*WHAT NEEDS TO BE DONE*
Using the listing below, please gather every line containing the word "color".
━━━
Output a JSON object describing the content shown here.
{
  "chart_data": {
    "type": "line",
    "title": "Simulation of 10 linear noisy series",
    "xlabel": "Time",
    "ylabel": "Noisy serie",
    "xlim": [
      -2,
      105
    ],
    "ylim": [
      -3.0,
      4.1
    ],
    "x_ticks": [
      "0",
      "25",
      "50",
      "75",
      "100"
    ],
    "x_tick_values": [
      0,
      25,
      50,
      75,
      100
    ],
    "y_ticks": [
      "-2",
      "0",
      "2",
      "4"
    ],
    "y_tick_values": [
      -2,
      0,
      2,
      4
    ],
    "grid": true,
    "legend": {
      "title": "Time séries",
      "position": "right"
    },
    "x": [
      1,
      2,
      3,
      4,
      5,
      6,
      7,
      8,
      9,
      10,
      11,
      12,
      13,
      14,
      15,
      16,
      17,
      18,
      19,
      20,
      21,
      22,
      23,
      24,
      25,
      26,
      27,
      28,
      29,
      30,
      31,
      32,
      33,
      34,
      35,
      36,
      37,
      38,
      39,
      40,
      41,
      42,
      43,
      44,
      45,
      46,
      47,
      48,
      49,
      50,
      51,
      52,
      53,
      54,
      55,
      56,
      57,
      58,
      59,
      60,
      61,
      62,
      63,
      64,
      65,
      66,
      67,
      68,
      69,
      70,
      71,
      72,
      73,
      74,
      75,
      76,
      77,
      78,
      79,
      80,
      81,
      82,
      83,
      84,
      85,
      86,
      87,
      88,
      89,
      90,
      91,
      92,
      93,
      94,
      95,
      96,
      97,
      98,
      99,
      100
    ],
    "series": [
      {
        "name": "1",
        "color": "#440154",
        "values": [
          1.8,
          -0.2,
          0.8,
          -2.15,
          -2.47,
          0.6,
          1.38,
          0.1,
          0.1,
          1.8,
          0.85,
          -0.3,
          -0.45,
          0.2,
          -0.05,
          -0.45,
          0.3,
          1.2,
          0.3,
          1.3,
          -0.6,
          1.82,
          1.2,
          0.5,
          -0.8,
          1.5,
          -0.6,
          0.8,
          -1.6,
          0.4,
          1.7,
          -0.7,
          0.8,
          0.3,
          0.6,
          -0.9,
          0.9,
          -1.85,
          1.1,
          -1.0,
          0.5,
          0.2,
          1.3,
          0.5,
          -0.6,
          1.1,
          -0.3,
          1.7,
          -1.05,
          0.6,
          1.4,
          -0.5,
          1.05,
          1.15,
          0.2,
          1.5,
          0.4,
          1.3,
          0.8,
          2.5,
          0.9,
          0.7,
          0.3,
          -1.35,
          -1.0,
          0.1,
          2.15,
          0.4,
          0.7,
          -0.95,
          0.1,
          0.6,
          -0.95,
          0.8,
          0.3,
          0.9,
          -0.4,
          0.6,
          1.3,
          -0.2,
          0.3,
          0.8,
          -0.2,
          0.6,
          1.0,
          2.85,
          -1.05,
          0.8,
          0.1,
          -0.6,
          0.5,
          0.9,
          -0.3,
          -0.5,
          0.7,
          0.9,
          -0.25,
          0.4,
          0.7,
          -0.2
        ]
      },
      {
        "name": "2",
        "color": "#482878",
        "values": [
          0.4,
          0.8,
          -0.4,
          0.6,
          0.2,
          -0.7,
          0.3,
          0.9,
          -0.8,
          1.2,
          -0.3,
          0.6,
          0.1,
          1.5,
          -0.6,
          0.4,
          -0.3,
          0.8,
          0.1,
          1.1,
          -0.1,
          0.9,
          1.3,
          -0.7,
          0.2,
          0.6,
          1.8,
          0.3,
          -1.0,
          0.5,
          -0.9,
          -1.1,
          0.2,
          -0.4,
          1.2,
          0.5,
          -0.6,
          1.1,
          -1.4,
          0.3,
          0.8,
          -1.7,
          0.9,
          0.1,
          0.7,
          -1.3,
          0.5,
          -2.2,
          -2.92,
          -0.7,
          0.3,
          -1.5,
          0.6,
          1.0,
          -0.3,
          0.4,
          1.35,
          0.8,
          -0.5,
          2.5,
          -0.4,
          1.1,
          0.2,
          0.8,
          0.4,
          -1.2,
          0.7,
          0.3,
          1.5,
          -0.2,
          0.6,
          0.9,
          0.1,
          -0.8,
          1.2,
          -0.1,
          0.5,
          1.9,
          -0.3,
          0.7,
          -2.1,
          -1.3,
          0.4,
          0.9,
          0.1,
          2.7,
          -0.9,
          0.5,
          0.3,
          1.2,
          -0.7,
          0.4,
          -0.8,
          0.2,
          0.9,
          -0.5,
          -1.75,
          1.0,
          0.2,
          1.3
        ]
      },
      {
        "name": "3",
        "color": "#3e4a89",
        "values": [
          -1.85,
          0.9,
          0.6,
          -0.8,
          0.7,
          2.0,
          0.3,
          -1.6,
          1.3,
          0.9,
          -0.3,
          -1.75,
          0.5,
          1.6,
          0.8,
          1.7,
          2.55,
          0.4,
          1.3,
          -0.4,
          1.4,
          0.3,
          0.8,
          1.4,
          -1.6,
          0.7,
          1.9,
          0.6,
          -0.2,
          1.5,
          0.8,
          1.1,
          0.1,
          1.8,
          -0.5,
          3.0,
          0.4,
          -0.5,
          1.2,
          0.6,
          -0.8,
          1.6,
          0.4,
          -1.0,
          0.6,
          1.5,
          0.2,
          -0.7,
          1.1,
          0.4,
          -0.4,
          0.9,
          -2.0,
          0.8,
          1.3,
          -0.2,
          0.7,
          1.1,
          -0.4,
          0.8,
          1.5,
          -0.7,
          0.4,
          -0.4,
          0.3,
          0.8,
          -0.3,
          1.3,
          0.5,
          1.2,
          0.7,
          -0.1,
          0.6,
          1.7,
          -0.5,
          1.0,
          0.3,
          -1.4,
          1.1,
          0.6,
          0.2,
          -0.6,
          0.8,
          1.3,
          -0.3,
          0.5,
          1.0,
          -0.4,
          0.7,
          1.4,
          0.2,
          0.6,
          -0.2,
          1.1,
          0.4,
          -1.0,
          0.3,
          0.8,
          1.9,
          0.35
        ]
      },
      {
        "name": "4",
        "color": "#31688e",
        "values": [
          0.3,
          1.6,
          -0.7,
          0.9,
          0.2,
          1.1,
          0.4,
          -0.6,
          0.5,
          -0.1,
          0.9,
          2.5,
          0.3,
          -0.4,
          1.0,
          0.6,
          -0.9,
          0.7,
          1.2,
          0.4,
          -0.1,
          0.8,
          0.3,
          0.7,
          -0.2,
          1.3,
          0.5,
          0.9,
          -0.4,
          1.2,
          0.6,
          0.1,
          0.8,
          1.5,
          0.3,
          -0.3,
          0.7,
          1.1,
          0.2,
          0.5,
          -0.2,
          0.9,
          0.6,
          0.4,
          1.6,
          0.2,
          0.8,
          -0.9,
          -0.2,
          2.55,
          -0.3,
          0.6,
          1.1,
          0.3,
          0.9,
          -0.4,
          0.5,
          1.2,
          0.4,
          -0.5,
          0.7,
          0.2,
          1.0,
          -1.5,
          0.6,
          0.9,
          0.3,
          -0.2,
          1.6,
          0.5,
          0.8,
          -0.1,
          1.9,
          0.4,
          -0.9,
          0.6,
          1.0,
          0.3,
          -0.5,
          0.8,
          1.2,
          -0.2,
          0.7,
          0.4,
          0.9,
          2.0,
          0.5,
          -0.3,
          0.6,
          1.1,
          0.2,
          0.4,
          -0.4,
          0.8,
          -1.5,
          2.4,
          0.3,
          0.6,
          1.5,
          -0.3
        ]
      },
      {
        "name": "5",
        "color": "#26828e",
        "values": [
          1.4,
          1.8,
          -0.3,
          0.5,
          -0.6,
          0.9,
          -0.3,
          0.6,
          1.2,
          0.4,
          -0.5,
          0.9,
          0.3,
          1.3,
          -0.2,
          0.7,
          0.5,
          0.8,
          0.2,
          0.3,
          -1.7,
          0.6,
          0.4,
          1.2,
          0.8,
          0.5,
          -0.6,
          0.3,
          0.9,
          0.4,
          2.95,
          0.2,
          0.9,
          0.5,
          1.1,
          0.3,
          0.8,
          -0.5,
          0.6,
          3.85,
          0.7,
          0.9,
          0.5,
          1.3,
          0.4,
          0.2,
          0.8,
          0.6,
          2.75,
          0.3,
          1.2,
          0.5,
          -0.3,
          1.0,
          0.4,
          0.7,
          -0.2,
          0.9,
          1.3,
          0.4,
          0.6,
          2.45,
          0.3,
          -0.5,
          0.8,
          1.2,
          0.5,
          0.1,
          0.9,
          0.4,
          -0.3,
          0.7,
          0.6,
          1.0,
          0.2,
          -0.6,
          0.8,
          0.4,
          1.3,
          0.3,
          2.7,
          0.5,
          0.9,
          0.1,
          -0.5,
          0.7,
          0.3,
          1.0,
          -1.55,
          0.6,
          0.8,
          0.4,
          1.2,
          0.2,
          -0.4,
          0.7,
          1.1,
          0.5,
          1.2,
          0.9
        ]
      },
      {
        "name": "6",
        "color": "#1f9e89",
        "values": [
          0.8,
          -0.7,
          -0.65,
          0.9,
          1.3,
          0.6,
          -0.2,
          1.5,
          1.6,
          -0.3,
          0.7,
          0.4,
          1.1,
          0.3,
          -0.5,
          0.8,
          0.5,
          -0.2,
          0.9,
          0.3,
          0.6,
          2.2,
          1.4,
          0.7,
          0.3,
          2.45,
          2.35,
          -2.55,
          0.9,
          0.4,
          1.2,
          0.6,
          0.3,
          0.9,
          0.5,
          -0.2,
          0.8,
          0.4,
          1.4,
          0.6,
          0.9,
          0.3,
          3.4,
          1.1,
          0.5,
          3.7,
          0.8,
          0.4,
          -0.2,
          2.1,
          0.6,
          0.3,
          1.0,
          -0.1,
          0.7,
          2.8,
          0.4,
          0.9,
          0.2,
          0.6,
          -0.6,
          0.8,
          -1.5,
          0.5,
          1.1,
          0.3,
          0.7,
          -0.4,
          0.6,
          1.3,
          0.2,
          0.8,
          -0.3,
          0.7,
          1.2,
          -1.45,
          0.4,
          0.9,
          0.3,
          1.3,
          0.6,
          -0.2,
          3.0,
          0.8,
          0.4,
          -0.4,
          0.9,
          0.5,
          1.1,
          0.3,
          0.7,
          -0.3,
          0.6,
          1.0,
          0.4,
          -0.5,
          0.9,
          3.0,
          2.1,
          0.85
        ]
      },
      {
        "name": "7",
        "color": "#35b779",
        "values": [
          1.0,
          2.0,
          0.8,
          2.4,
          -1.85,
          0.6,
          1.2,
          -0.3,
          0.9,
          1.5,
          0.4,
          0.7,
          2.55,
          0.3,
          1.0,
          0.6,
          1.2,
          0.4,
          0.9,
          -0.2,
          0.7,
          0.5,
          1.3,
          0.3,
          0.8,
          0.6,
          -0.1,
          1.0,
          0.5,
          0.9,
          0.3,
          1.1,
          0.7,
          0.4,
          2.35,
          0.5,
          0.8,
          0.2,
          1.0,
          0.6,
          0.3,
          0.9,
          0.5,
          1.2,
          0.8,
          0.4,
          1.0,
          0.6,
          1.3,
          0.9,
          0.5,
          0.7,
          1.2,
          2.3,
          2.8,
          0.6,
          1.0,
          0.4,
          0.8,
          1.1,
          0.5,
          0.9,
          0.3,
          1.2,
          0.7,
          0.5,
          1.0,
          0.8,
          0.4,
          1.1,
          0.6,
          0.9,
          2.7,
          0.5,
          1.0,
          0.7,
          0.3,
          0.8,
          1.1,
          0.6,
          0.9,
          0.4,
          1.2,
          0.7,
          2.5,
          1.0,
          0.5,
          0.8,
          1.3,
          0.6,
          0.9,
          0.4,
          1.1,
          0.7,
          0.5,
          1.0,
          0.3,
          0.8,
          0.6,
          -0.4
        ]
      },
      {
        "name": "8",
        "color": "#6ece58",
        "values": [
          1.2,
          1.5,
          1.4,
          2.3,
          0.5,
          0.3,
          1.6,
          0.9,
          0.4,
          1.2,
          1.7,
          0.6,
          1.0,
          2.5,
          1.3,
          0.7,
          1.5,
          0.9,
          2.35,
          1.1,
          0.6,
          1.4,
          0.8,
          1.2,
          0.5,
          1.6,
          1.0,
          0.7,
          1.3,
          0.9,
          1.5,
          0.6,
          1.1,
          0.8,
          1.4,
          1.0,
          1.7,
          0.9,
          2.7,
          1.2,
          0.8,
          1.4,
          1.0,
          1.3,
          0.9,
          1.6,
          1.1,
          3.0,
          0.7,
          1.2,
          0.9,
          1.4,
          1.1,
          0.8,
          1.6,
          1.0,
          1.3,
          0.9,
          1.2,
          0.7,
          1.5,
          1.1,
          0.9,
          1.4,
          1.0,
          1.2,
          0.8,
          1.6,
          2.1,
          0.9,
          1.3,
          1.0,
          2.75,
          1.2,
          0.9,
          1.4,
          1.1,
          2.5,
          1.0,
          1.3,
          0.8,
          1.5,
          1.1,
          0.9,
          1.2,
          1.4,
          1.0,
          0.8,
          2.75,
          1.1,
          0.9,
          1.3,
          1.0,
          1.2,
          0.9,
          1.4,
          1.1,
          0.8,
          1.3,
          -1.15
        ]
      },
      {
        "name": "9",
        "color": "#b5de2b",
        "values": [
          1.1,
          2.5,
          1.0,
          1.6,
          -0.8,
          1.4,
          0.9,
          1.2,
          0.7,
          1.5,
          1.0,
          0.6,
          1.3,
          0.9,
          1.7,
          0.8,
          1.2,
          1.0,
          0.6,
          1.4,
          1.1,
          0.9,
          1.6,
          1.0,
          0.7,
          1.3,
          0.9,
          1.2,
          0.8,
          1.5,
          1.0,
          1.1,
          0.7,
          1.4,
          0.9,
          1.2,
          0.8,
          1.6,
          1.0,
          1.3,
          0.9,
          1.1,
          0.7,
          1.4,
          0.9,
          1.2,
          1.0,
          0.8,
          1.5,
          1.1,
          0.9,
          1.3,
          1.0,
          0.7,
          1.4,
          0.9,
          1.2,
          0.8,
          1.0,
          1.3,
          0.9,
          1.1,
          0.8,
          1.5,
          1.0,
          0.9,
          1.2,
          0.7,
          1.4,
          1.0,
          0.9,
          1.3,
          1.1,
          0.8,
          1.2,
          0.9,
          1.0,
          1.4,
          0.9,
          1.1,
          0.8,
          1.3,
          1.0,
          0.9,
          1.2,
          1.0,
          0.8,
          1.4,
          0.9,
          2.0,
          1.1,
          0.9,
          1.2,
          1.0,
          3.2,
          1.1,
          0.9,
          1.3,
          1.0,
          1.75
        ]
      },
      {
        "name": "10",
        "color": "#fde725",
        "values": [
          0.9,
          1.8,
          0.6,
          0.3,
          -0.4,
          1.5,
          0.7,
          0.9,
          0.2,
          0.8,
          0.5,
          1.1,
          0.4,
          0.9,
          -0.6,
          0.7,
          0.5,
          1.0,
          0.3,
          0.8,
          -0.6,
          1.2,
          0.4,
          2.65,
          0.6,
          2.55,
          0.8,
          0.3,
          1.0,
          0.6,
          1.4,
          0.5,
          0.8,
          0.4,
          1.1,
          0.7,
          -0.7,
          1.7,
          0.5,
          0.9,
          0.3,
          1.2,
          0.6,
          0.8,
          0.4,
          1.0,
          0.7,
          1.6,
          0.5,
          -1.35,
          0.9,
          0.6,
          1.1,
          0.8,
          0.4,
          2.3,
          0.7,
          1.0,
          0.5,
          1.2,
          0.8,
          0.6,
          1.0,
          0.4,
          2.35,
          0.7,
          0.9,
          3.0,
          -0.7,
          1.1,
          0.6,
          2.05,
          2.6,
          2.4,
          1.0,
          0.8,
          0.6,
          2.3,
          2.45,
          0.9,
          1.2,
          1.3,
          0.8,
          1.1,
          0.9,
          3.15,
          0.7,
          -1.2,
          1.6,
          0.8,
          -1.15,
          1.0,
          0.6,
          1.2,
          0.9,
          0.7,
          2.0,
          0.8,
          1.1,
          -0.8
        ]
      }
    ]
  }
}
━━━
*RESULT OF THE TASK*
        "color": "#440154",
        "color": "#482878",
        "color": "#3e4a89",
        "color": "#31688e",
        "color": "#26828e",
        "color": "#1f9e89",
        "color": "#35b779",
        "color": "#6ece58",
        "color": "#b5de2b",
        "color": "#fde725",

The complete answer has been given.